• **What you need to do**
Restate the data below word for word. Skip any images it contains.

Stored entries
# # # #

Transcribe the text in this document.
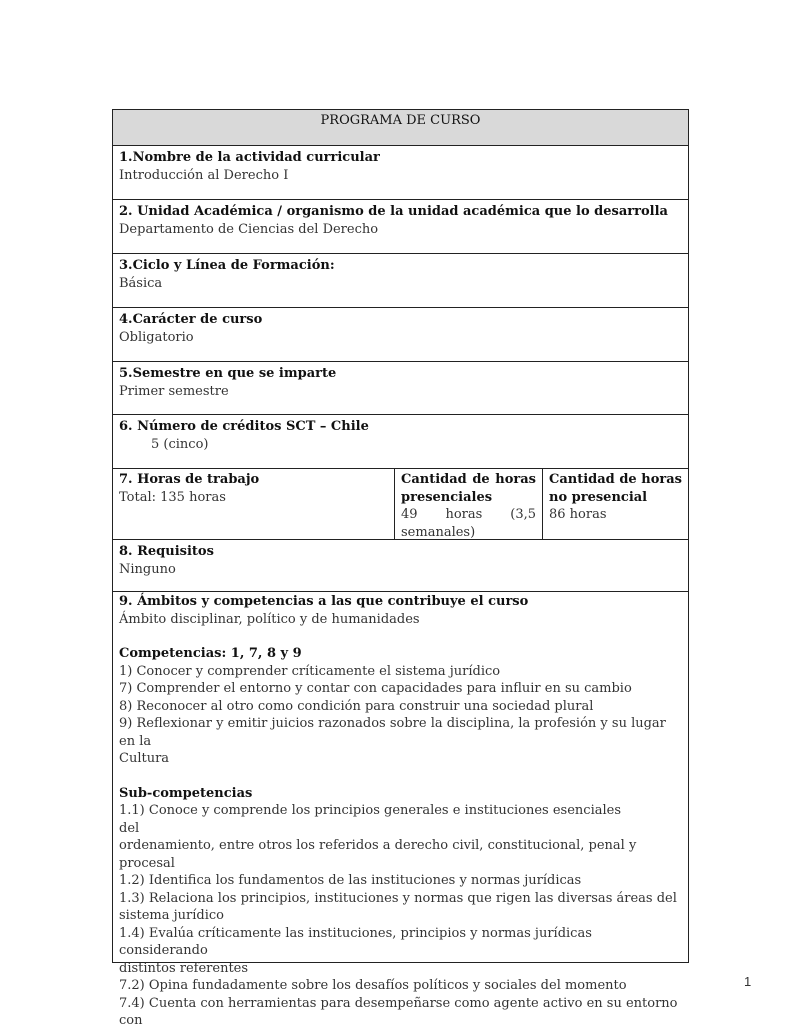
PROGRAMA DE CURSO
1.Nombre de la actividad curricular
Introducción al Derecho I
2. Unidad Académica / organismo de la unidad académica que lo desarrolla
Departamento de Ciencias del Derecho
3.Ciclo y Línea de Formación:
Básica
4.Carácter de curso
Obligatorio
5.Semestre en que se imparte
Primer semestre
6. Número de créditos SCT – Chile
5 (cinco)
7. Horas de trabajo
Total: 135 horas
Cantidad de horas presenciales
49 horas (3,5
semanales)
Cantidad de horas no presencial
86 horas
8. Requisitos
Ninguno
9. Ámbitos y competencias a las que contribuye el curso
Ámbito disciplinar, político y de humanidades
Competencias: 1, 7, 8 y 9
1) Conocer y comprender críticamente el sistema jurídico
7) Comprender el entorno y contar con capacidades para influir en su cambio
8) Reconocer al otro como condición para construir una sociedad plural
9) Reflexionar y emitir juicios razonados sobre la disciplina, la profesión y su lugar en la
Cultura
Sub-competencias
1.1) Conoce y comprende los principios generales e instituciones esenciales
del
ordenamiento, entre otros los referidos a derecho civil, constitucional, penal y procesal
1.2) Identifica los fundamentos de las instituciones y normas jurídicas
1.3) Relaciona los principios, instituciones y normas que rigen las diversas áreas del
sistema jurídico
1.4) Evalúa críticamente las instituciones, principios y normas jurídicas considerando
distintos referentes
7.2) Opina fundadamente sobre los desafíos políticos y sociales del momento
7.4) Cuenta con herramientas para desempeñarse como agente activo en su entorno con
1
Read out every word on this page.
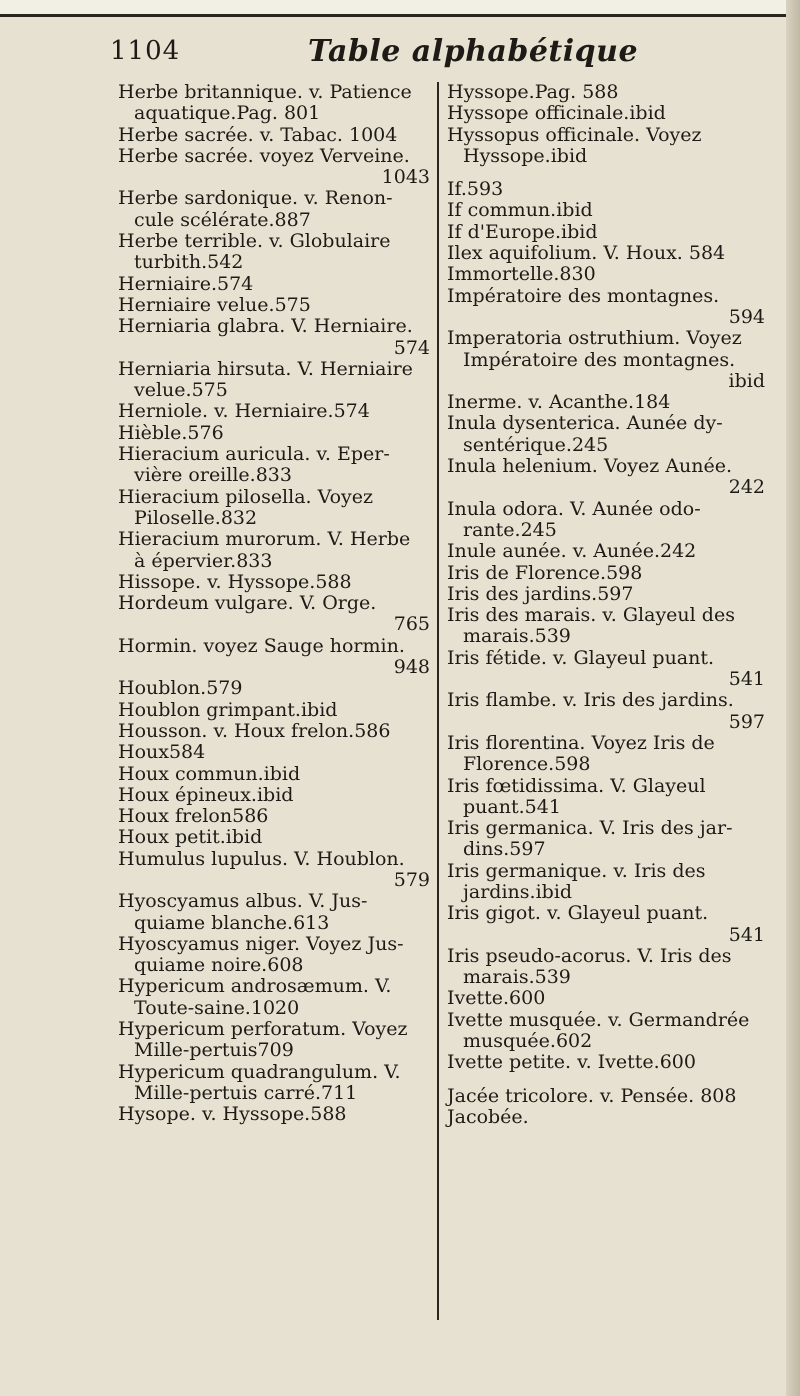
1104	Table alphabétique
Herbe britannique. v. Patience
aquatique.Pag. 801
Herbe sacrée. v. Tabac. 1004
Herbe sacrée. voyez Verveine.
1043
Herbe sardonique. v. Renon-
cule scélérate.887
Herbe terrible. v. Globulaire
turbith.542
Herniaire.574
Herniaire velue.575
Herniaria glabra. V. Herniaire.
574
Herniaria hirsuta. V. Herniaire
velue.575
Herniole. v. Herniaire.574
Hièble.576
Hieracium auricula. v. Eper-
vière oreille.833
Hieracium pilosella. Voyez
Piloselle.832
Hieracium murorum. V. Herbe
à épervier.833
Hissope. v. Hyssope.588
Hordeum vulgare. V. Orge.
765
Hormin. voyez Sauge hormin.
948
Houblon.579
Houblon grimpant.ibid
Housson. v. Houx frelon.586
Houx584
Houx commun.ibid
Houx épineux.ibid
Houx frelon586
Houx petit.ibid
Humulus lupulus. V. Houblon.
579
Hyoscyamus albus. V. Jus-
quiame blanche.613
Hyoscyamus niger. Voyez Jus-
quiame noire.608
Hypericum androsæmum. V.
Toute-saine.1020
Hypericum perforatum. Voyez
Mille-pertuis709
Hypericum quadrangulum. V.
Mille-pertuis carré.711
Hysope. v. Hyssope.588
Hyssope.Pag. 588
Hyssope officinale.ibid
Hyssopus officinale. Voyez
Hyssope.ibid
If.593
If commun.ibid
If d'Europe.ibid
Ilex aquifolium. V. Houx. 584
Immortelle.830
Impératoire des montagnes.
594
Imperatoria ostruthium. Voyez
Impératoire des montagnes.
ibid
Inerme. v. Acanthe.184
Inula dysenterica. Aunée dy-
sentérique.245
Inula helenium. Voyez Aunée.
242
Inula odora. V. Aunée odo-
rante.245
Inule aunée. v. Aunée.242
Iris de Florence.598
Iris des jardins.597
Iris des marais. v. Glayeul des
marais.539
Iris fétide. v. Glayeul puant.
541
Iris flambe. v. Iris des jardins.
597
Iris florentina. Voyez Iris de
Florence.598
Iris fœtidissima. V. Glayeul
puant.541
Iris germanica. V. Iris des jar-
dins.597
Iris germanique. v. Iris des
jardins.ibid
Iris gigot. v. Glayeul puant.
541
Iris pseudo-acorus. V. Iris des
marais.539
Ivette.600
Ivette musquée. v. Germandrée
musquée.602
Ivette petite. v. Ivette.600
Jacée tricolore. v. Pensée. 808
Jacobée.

# # # #

• **Completed task**
Transcribe the text in this document.
PROGRAMA DE CURSO
1.Nombre de la actividad curricular
Introducción al Derecho I
2. Unidad Académica / organismo de la unidad académica que lo desarrolla
Departamento de Ciencias del Derecho
3.Ciclo y Línea de Formación:
Básica
4.Carácter de curso
Obligatorio
5.Semestre en que se imparte
Primer semestre
6. Número de créditos SCT – Chile
5 (cinco)
7. Horas de trabajo
Total: 135 horas
Cantidad de horas presenciales
49 horas (3,5
semanales)
Cantidad de horas no presencial
86 horas
8. Requisitos
Ninguno
9. Ámbitos y competencias a las que contribuye el curso
Ámbito disciplinar, político y de humanidades
Competencias: 1, 7, 8 y 9
1) Conocer y comprender críticamente el sistema jurídico
7) Comprender el entorno y contar con capacidades para influir en su cambio
8) Reconocer al otro como condición para construir una sociedad plural
9) Reflexionar y emitir juicios razonados sobre la disciplina, la profesión y su lugar en la
Cultura
Sub-competencias
1.1) Conoce y comprende los principios generales e instituciones esenciales
del
ordenamiento, entre otros los referidos a derecho civil, constitucional, penal y procesal
1.2) Identifica los fundamentos de las instituciones y normas jurídicas
1.3) Relaciona los principios, instituciones y normas que rigen las diversas áreas del
sistema jurídico
1.4) Evalúa críticamente las instituciones, principios y normas jurídicas considerando
distintos referentes
7.2) Opina fundadamente sobre los desafíos políticos y sociales del momento
7.4) Cuenta con herramientas para desempeñarse como agente activo en su entorno con
1
Read out every word on this page.
1104	Table alphabétique
Herbe britannique. v. Patience
aquatique.Pag. 801
Herbe sacrée. v. Tabac. 1004
Herbe sacrée. voyez Verveine.
1043
Herbe sardonique. v. Renon-
cule scélérate.887
Herbe terrible. v. Globulaire
turbith.542
Herniaire.574
Herniaire velue.575
Herniaria glabra. V. Herniaire.
574
Herniaria hirsuta. V. Herniaire
velue.575
Herniole. v. Herniaire.574
Hièble.576
Hieracium auricula. v. Eper-
vière oreille.833
Hieracium pilosella. Voyez
Piloselle.832
Hieracium murorum. V. Herbe
à épervier.833
Hissope. v. Hyssope.588
Hordeum vulgare. V. Orge.
765
Hormin. voyez Sauge hormin.
948
Houblon.579
Houblon grimpant.ibid
Housson. v. Houx frelon.586
Houx584
Houx commun.ibid
Houx épineux.ibid
Houx frelon586
Houx petit.ibid
Humulus lupulus. V. Houblon.
579
Hyoscyamus albus. V. Jus-
quiame blanche.613
Hyoscyamus niger. Voyez Jus-
quiame noire.608
Hypericum androsæmum. V.
Toute-saine.1020
Hypericum perforatum. Voyez
Mille-pertuis709
Hypericum quadrangulum. V.
Mille-pertuis carré.711
Hysope. v. Hyssope.588
Hyssope.Pag. 588
Hyssope officinale.ibid
Hyssopus officinale. Voyez
Hyssope.ibid
If.593
If commun.ibid
If d'Europe.ibid
Ilex aquifolium. V. Houx. 584
Immortelle.830
Impératoire des montagnes.
594
Imperatoria ostruthium. Voyez
Impératoire des montagnes.
ibid
Inerme. v. Acanthe.184
Inula dysenterica. Aunée dy-
sentérique.245
Inula helenium. Voyez Aunée.
242
Inula odora. V. Aunée odo-
rante.245
Inule aunée. v. Aunée.242
Iris de Florence.598
Iris des jardins.597
Iris des marais. v. Glayeul des
marais.539
Iris fétide. v. Glayeul puant.
541
Iris flambe. v. Iris des jardins.
597
Iris florentina. Voyez Iris de
Florence.598
Iris fœtidissima. V. Glayeul
puant.541
Iris germanica. V. Iris des jar-
dins.597
Iris germanique. v. Iris des
jardins.ibid
Iris gigot. v. Glayeul puant.
541
Iris pseudo-acorus. V. Iris des
marais.539
Ivette.600
Ivette musquée. v. Germandrée
musquée.602
Ivette petite. v. Ivette.600
Jacée tricolore. v. Pensée. 808
Jacobée.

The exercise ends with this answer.